> _WORK INSTRUCTIONS_
Return each line containing "全局凭据".

> _MATERIAL PROVIDED_
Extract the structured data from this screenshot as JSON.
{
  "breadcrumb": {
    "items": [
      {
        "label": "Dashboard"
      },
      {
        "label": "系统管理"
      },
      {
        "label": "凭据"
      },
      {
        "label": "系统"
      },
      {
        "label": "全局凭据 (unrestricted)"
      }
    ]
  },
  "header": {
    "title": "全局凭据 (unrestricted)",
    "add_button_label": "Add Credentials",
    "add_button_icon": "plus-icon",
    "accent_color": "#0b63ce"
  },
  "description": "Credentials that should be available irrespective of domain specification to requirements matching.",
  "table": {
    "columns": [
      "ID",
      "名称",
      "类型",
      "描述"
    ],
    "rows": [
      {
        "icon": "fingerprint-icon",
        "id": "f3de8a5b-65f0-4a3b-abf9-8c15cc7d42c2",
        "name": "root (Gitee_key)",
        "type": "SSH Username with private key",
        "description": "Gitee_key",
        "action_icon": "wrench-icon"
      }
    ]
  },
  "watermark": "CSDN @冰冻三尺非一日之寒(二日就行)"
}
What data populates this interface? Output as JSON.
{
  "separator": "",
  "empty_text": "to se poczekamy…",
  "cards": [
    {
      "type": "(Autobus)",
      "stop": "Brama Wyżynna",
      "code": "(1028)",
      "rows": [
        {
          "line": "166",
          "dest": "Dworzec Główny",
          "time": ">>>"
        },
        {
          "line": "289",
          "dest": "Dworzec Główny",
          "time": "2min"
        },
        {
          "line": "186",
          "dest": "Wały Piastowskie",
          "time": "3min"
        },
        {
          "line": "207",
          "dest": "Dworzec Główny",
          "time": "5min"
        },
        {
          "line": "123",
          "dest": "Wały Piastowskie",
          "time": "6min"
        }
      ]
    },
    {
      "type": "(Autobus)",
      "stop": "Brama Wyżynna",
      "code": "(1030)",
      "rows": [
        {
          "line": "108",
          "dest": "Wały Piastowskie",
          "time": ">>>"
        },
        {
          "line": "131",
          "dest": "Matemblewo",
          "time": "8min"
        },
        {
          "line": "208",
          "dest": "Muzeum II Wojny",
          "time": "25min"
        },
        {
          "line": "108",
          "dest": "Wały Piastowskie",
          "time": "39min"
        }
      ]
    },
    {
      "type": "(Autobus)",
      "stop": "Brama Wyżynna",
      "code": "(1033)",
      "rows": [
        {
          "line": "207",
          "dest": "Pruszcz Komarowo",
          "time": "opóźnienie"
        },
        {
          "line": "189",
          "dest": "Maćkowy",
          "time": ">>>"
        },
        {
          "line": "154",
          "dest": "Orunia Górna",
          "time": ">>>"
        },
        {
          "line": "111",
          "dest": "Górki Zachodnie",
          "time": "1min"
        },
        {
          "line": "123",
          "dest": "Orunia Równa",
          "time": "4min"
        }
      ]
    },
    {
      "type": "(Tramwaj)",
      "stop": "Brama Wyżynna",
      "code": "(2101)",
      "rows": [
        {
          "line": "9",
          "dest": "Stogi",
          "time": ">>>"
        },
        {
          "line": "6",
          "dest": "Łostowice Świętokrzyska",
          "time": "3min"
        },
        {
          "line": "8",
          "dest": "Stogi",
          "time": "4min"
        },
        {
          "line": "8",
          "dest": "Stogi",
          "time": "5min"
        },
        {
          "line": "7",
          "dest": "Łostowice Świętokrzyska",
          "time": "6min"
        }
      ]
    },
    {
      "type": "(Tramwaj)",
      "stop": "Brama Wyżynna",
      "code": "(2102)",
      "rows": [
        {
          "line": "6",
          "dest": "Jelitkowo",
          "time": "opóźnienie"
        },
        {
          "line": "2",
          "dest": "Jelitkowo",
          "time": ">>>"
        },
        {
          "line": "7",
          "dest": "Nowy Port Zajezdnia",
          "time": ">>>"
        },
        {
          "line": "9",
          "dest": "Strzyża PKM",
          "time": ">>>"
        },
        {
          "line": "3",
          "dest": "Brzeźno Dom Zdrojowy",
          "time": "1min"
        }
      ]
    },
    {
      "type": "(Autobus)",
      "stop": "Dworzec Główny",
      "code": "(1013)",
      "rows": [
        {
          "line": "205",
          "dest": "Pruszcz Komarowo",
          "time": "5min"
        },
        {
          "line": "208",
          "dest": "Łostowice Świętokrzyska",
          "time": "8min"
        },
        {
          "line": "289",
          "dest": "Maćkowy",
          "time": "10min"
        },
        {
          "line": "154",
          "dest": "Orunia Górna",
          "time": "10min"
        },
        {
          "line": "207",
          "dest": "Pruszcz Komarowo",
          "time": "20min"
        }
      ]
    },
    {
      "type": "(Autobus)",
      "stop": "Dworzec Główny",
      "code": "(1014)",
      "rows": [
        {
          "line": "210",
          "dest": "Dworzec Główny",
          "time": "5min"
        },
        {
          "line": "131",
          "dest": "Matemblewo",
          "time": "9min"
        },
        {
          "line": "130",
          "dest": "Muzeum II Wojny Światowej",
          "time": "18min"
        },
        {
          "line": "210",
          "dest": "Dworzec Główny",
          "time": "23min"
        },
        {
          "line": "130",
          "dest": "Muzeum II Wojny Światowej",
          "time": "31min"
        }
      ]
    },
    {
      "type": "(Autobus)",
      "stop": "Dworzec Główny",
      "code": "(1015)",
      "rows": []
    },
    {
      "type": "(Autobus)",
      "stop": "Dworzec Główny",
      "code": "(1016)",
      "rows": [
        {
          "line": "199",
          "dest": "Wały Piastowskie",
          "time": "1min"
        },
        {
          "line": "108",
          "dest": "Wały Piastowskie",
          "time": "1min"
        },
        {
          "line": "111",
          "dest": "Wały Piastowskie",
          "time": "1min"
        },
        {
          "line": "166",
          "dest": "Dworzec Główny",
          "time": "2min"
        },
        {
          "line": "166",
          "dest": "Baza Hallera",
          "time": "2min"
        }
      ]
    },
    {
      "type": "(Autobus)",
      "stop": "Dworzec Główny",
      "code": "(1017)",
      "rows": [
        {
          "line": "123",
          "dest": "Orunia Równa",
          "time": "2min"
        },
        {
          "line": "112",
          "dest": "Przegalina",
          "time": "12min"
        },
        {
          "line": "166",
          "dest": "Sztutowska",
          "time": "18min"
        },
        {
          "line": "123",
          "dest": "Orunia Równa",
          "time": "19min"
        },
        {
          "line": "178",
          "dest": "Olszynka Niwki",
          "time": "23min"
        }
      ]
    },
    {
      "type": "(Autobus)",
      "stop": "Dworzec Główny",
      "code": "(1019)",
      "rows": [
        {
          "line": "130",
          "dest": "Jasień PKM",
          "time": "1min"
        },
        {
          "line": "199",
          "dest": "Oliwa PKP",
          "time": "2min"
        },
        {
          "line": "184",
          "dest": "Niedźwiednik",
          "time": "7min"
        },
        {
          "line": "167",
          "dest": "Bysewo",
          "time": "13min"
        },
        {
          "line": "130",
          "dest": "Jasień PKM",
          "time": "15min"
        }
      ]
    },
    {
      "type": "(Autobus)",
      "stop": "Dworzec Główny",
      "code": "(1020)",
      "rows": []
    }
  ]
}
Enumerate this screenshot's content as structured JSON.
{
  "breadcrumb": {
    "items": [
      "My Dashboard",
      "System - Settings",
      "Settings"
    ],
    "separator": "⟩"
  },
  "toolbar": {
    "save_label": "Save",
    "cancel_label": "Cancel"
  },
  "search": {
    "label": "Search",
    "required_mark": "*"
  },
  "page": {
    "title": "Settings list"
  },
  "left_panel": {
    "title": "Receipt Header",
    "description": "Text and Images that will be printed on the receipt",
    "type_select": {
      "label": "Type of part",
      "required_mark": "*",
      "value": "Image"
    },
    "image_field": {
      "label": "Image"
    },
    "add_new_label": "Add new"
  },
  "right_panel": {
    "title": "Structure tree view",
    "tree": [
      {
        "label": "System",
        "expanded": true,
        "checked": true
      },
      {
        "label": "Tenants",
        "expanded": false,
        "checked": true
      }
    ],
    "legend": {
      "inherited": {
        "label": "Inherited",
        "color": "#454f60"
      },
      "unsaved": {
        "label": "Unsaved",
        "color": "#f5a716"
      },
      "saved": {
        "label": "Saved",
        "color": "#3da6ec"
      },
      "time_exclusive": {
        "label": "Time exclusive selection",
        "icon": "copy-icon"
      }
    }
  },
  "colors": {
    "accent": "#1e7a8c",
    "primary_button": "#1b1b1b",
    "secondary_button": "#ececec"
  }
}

> _REPLY TO THE TASK_
        "label": "全局凭据 (unrestricted)"
    "title": "全局凭据 (unrestricted)",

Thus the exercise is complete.